(Layout coordinate data)
- - -

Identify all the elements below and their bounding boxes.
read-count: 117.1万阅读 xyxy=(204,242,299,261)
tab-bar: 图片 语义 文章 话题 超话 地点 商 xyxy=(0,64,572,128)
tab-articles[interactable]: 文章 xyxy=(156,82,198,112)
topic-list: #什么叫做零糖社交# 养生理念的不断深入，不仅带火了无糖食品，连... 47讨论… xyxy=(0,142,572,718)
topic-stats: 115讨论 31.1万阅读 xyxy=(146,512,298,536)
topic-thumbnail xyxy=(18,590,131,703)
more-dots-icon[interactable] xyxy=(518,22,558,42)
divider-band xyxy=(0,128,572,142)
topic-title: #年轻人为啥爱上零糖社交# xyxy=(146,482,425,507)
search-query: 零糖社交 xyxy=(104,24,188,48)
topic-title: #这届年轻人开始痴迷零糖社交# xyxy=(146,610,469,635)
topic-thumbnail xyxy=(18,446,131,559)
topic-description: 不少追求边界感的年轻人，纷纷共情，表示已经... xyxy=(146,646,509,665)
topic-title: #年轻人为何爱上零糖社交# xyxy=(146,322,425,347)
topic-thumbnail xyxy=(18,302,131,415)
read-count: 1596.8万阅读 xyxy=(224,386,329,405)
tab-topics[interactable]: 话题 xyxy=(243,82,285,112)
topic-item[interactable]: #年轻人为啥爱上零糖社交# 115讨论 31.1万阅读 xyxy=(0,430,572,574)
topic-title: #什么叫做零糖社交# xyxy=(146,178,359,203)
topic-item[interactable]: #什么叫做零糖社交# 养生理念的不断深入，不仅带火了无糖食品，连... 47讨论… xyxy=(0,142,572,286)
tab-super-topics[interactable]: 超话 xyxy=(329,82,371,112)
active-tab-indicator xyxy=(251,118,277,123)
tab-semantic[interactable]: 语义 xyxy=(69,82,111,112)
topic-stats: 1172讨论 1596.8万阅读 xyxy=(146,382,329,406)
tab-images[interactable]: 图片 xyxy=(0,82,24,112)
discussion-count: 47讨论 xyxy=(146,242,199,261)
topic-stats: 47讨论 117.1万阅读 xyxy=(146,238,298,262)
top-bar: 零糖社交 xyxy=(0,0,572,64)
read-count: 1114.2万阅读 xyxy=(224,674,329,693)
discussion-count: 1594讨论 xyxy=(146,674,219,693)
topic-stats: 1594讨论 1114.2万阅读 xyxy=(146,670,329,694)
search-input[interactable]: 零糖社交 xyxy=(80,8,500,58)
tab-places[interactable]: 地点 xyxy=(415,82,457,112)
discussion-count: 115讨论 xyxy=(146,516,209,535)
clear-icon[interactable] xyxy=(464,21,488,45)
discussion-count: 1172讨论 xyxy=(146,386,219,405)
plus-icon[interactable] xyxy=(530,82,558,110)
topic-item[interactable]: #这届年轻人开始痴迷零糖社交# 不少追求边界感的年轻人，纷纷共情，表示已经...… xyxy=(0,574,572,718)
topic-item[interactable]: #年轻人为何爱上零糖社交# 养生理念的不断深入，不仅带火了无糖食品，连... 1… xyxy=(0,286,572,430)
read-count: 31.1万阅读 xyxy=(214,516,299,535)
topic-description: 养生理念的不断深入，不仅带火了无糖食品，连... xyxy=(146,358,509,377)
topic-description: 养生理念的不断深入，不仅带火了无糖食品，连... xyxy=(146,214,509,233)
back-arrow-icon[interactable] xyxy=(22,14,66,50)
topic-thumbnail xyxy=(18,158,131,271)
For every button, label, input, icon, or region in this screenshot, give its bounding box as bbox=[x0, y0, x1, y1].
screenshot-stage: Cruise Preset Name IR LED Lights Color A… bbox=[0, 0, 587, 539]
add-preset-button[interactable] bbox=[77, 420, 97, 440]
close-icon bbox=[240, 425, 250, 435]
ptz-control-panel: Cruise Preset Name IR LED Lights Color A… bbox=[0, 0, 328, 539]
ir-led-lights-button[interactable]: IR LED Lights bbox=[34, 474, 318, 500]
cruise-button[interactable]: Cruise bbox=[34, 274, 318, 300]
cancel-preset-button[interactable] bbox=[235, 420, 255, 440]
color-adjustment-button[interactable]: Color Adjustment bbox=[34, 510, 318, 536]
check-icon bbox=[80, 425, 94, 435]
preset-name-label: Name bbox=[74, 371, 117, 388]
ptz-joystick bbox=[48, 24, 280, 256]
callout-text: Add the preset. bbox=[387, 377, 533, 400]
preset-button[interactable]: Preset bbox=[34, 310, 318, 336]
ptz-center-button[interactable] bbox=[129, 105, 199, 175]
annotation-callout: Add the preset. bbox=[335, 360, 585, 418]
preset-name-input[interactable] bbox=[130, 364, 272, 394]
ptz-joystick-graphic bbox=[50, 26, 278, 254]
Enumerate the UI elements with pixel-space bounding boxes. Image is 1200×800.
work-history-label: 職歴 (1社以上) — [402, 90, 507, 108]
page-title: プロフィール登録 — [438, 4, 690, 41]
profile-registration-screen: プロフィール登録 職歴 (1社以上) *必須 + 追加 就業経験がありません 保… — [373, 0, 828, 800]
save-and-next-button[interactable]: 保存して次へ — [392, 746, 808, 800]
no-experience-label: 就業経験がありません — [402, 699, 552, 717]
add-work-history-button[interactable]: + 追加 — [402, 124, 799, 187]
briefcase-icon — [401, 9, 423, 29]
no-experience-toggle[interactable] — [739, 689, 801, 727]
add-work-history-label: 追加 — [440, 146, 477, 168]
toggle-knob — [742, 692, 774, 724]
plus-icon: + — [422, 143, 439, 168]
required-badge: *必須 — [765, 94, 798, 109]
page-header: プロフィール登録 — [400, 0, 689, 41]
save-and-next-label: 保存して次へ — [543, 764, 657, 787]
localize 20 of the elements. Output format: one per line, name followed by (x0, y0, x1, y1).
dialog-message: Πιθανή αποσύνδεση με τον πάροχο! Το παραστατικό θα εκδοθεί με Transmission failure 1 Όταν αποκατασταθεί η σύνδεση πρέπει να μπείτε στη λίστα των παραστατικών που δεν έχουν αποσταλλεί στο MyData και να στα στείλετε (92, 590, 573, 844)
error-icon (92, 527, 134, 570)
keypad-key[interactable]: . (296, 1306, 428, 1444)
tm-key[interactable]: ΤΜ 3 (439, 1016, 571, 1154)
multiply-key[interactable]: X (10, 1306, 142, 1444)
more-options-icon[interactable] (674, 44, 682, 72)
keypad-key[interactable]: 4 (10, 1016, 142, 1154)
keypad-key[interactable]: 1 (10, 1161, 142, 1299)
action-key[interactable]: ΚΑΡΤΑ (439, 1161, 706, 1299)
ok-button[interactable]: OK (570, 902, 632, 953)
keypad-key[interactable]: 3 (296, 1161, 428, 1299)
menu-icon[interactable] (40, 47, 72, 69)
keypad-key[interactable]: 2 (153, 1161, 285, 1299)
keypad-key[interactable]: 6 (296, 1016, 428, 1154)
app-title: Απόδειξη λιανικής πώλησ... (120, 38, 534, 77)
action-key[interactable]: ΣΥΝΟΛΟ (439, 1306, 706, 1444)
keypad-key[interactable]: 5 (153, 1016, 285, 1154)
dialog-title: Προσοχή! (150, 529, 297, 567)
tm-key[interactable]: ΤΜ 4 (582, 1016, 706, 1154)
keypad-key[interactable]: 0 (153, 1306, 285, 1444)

- - -

• Description of the task
Duplicate all of the lines above, exactly as they appear.

• Task output
Identify all the elements below and their bounding boxes.
read-count: 117.1万阅读 xyxy=(204,242,299,261)
tab-bar: 图片 语义 文章 话题 超话 地点 商 xyxy=(0,64,572,128)
tab-articles[interactable]: 文章 xyxy=(156,82,198,112)
topic-list: #什么叫做零糖社交# 养生理念的不断深入，不仅带火了无糖食品，连... 47讨论… xyxy=(0,142,572,718)
topic-stats: 115讨论 31.1万阅读 xyxy=(146,512,298,536)
topic-thumbnail xyxy=(18,590,131,703)
more-dots-icon[interactable] xyxy=(518,22,558,42)
divider-band xyxy=(0,128,572,142)
topic-title: #年轻人为啥爱上零糖社交# xyxy=(146,482,425,507)
search-query: 零糖社交 xyxy=(104,24,188,48)
topic-title: #这届年轻人开始痴迷零糖社交# xyxy=(146,610,469,635)
topic-thumbnail xyxy=(18,446,131,559)
topic-description: 不少追求边界感的年轻人，纷纷共情，表示已经... xyxy=(146,646,509,665)
topic-title: #年轻人为何爱上零糖社交# xyxy=(146,322,425,347)
topic-thumbnail xyxy=(18,302,131,415)
read-count: 1596.8万阅读 xyxy=(224,386,329,405)
tab-topics[interactable]: 话题 xyxy=(243,82,285,112)
topic-item[interactable]: #年轻人为啥爱上零糖社交# 115讨论 31.1万阅读 xyxy=(0,430,572,574)
topic-title: #什么叫做零糖社交# xyxy=(146,178,359,203)
topic-item[interactable]: #什么叫做零糖社交# 养生理念的不断深入，不仅带火了无糖食品，连... 47讨论… xyxy=(0,142,572,286)
tab-super-topics[interactable]: 超话 xyxy=(329,82,371,112)
active-tab-indicator xyxy=(251,118,277,123)
tab-semantic[interactable]: 语义 xyxy=(69,82,111,112)
topic-stats: 1172讨论 1596.8万阅读 xyxy=(146,382,329,406)
tab-images[interactable]: 图片 xyxy=(0,82,24,112)
discussion-count: 47讨论 xyxy=(146,242,199,261)
topic-stats: 47讨论 117.1万阅读 xyxy=(146,238,298,262)
top-bar: 零糖社交 xyxy=(0,0,572,64)
read-count: 1114.2万阅读 xyxy=(224,674,329,693)
discussion-count: 1594讨论 xyxy=(146,674,219,693)
topic-stats: 1594讨论 1114.2万阅读 xyxy=(146,670,329,694)
search-input[interactable]: 零糖社交 xyxy=(80,8,500,58)
tab-places[interactable]: 地点 xyxy=(415,82,457,112)
discussion-count: 115讨论 xyxy=(146,516,209,535)
clear-icon[interactable] xyxy=(464,21,488,45)
discussion-count: 1172讨论 xyxy=(146,386,219,405)
plus-icon[interactable] xyxy=(530,82,558,110)
topic-item[interactable]: #这届年轻人开始痴迷零糖社交# 不少追求边界感的年轻人，纷纷共情，表示已经...… xyxy=(0,574,572,718)
topic-item[interactable]: #年轻人为何爱上零糖社交# 养生理念的不断深入，不仅带火了无糖食品，连... 1… xyxy=(0,286,572,430)
read-count: 31.1万阅读 xyxy=(214,516,299,535)
topic-description: 养生理念的不断深入，不仅带火了无糖食品，连... xyxy=(146,358,509,377)
topic-description: 养生理念的不断深入，不仅带火了无糖食品，连... xyxy=(146,214,509,233)
back-arrow-icon[interactable] xyxy=(22,14,66,50)
topic-thumbnail xyxy=(18,158,131,271)
For every button, label, input, icon, or region in this screenshot, give its bounding box as bbox=[x0, y0, x1, y1].
screenshot-stage: Cruise Preset Name IR LED Lights Color A… bbox=[0, 0, 587, 539]
add-preset-button[interactable] bbox=[77, 420, 97, 440]
close-icon bbox=[240, 425, 250, 435]
ptz-control-panel: Cruise Preset Name IR LED Lights Color A… bbox=[0, 0, 328, 539]
ir-led-lights-button[interactable]: IR LED Lights bbox=[34, 474, 318, 500]
cruise-button[interactable]: Cruise bbox=[34, 274, 318, 300]
cancel-preset-button[interactable] bbox=[235, 420, 255, 440]
color-adjustment-button[interactable]: Color Adjustment bbox=[34, 510, 318, 536]
check-icon bbox=[80, 425, 94, 435]
preset-name-label: Name bbox=[74, 371, 117, 388]
ptz-joystick bbox=[48, 24, 280, 256]
callout-text: Add the preset. bbox=[387, 377, 533, 400]
preset-button[interactable]: Preset bbox=[34, 310, 318, 336]
ptz-center-button[interactable] bbox=[129, 105, 199, 175]
annotation-callout: Add the preset. bbox=[335, 360, 585, 418]
preset-name-input[interactable] bbox=[130, 364, 272, 394]
ptz-joystick-graphic bbox=[50, 26, 278, 254]
Enumerate the UI elements with pixel-space bounding boxes. Image is 1200×800.
work-history-label: 職歴 (1社以上) — [402, 90, 507, 108]
page-title: プロフィール登録 — [438, 4, 690, 41]
profile-registration-screen: プロフィール登録 職歴 (1社以上) *必須 + 追加 就業経験がありません 保… — [373, 0, 828, 800]
save-and-next-button[interactable]: 保存して次へ — [392, 746, 808, 800]
no-experience-label: 就業経験がありません — [402, 699, 552, 717]
add-work-history-button[interactable]: + 追加 — [402, 124, 799, 187]
briefcase-icon — [401, 9, 423, 29]
no-experience-toggle[interactable] — [739, 689, 801, 727]
add-work-history-label: 追加 — [440, 146, 477, 168]
toggle-knob — [742, 692, 774, 724]
plus-icon: + — [422, 143, 439, 168]
required-badge: *必須 — [765, 94, 798, 109]
page-header: プロフィール登録 — [400, 0, 689, 41]
save-and-next-label: 保存して次へ — [543, 764, 657, 787]
localize 20 of the elements. Output format: one per line, name followed by (x0, y0, x1, y1).
dialog-message: Πιθανή αποσύνδεση με τον πάροχο! Το παραστατικό θα εκδοθεί με Transmission failure 1 Όταν αποκατασταθεί η σύνδεση πρέπει να μπείτε στη λίστα των παραστατικών που δεν έχουν αποσταλλεί στο MyData και να στα στείλετε (92, 590, 573, 844)
error-icon (92, 527, 134, 570)
keypad-key[interactable]: . (296, 1306, 428, 1444)
tm-key[interactable]: ΤΜ 3 (439, 1016, 571, 1154)
multiply-key[interactable]: X (10, 1306, 142, 1444)
more-options-icon[interactable] (674, 44, 682, 72)
keypad-key[interactable]: 4 (10, 1016, 142, 1154)
keypad-key[interactable]: 1 (10, 1161, 142, 1299)
action-key[interactable]: ΚΑΡΤΑ (439, 1161, 706, 1299)
ok-button[interactable]: OK (570, 902, 632, 953)
keypad-key[interactable]: 3 (296, 1161, 428, 1299)
menu-icon[interactable] (40, 47, 72, 69)
keypad-key[interactable]: 2 (153, 1161, 285, 1299)
keypad-key[interactable]: 6 (296, 1016, 428, 1154)
app-title: Απόδειξη λιανικής πώλησ... (120, 38, 534, 77)
action-key[interactable]: ΣΥΝΟΛΟ (439, 1306, 706, 1444)
keypad-key[interactable]: 5 (153, 1016, 285, 1154)
dialog-title: Προσοχή! (150, 529, 297, 567)
tm-key[interactable]: ΤΜ 4 (582, 1016, 706, 1154)
keypad-key[interactable]: 0 (153, 1306, 285, 1444)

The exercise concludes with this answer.